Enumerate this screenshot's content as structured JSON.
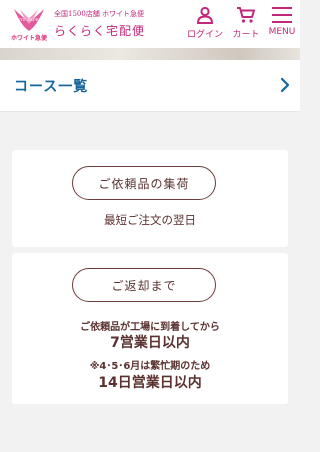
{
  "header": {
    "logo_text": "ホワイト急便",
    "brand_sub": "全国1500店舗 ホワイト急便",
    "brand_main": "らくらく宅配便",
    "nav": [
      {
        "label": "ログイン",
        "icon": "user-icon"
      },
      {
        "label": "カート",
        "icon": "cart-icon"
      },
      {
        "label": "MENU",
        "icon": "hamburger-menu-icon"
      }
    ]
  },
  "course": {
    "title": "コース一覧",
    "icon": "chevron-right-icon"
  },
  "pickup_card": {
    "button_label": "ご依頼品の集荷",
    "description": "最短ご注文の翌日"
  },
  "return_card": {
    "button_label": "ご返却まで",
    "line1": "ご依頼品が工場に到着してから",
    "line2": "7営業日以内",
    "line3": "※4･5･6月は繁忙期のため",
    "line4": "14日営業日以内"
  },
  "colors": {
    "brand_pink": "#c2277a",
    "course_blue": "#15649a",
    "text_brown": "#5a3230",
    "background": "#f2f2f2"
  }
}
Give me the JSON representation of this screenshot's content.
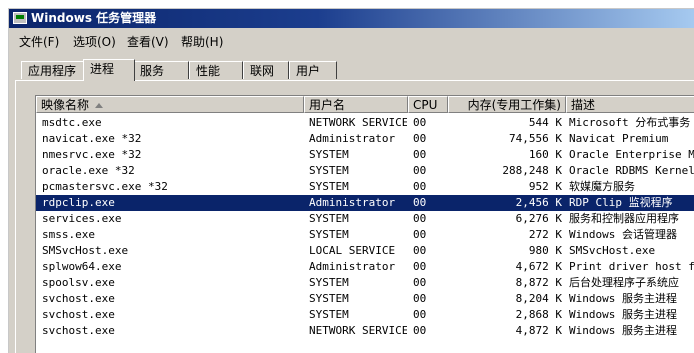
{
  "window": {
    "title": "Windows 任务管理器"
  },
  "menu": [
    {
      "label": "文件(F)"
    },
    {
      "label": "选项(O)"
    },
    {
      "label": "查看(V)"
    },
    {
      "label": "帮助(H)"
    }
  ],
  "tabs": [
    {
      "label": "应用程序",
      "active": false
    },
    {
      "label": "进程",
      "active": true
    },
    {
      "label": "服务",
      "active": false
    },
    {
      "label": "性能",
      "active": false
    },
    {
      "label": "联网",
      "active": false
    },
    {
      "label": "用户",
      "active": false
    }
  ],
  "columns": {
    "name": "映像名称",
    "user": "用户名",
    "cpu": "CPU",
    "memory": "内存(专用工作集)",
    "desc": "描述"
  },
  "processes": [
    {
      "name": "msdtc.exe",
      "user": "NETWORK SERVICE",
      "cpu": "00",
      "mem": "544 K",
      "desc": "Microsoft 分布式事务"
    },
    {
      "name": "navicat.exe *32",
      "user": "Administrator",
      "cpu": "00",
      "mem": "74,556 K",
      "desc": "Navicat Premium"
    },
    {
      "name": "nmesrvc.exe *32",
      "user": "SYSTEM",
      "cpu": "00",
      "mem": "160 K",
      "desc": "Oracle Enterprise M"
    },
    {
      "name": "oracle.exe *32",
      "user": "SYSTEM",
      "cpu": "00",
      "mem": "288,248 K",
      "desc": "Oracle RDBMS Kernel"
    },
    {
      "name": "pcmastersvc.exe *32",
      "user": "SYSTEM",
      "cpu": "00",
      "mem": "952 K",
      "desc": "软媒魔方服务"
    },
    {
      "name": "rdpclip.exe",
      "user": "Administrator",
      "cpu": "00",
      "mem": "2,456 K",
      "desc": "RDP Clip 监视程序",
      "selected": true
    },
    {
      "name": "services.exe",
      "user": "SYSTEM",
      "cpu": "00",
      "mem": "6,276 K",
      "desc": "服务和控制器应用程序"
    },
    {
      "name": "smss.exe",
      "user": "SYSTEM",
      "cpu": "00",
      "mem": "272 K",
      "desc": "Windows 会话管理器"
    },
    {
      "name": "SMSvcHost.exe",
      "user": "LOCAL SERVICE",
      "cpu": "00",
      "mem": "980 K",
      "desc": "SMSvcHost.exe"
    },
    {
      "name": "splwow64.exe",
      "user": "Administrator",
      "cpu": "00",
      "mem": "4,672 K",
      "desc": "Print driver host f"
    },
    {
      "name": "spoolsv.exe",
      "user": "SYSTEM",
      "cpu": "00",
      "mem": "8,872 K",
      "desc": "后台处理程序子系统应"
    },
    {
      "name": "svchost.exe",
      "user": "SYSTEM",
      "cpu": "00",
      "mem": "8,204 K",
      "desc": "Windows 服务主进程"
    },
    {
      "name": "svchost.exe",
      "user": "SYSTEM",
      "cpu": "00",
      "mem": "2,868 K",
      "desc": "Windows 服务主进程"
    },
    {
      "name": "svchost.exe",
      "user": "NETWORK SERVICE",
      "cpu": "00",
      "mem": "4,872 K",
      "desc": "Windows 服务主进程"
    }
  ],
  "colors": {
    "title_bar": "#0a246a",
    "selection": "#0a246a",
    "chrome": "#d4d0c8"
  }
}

• _Goal_:
Exclude the pictures and repeat every other part of the records word for word.

• _Answer in full_:
Enumerate this screenshot's content as structured JSON.
{
  "header": {
    "logo_text": "ホワイト急便",
    "brand_sub": "全国1500店舗 ホワイト急便",
    "brand_main": "らくらく宅配便",
    "nav": [
      {
        "label": "ログイン",
        "icon": "user-icon"
      },
      {
        "label": "カート",
        "icon": "cart-icon"
      },
      {
        "label": "MENU",
        "icon": "hamburger-menu-icon"
      }
    ]
  },
  "course": {
    "title": "コース一覧",
    "icon": "chevron-right-icon"
  },
  "pickup_card": {
    "button_label": "ご依頼品の集荷",
    "description": "最短ご注文の翌日"
  },
  "return_card": {
    "button_label": "ご返却まで",
    "line1": "ご依頼品が工場に到着してから",
    "line2": "7営業日以内",
    "line3": "※4･5･6月は繁忙期のため",
    "line4": "14日営業日以内"
  },
  "colors": {
    "brand_pink": "#c2277a",
    "course_blue": "#15649a",
    "text_brown": "#5a3230",
    "background": "#f2f2f2"
  }
}
Give me the JSON representation of this screenshot's content.
{
  "window": {
    "title": "Windows 任务管理器"
  },
  "menu": [
    {
      "label": "文件(F)"
    },
    {
      "label": "选项(O)"
    },
    {
      "label": "查看(V)"
    },
    {
      "label": "帮助(H)"
    }
  ],
  "tabs": [
    {
      "label": "应用程序",
      "active": false
    },
    {
      "label": "进程",
      "active": true
    },
    {
      "label": "服务",
      "active": false
    },
    {
      "label": "性能",
      "active": false
    },
    {
      "label": "联网",
      "active": false
    },
    {
      "label": "用户",
      "active": false
    }
  ],
  "columns": {
    "name": "映像名称",
    "user": "用户名",
    "cpu": "CPU",
    "memory": "内存(专用工作集)",
    "desc": "描述"
  },
  "processes": [
    {
      "name": "msdtc.exe",
      "user": "NETWORK SERVICE",
      "cpu": "00",
      "mem": "544 K",
      "desc": "Microsoft 分布式事务"
    },
    {
      "name": "navicat.exe *32",
      "user": "Administrator",
      "cpu": "00",
      "mem": "74,556 K",
      "desc": "Navicat Premium"
    },
    {
      "name": "nmesrvc.exe *32",
      "user": "SYSTEM",
      "cpu": "00",
      "mem": "160 K",
      "desc": "Oracle Enterprise M"
    },
    {
      "name": "oracle.exe *32",
      "user": "SYSTEM",
      "cpu": "00",
      "mem": "288,248 K",
      "desc": "Oracle RDBMS Kernel"
    },
    {
      "name": "pcmastersvc.exe *32",
      "user": "SYSTEM",
      "cpu": "00",
      "mem": "952 K",
      "desc": "软媒魔方服务"
    },
    {
      "name": "rdpclip.exe",
      "user": "Administrator",
      "cpu": "00",
      "mem": "2,456 K",
      "desc": "RDP Clip 监视程序",
      "selected": true
    },
    {
      "name": "services.exe",
      "user": "SYSTEM",
      "cpu": "00",
      "mem": "6,276 K",
      "desc": "服务和控制器应用程序"
    },
    {
      "name": "smss.exe",
      "user": "SYSTEM",
      "cpu": "00",
      "mem": "272 K",
      "desc": "Windows 会话管理器"
    },
    {
      "name": "SMSvcHost.exe",
      "user": "LOCAL SERVICE",
      "cpu": "00",
      "mem": "980 K",
      "desc": "SMSvcHost.exe"
    },
    {
      "name": "splwow64.exe",
      "user": "Administrator",
      "cpu": "00",
      "mem": "4,672 K",
      "desc": "Print driver host f"
    },
    {
      "name": "spoolsv.exe",
      "user": "SYSTEM",
      "cpu": "00",
      "mem": "8,872 K",
      "desc": "后台处理程序子系统应"
    },
    {
      "name": "svchost.exe",
      "user": "SYSTEM",
      "cpu": "00",
      "mem": "8,204 K",
      "desc": "Windows 服务主进程"
    },
    {
      "name": "svchost.exe",
      "user": "SYSTEM",
      "cpu": "00",
      "mem": "2,868 K",
      "desc": "Windows 服务主进程"
    },
    {
      "name": "svchost.exe",
      "user": "NETWORK SERVICE",
      "cpu": "00",
      "mem": "4,872 K",
      "desc": "Windows 服务主进程"
    }
  ],
  "colors": {
    "title_bar": "#0a246a",
    "selection": "#0a246a",
    "chrome": "#d4d0c8"
  }
}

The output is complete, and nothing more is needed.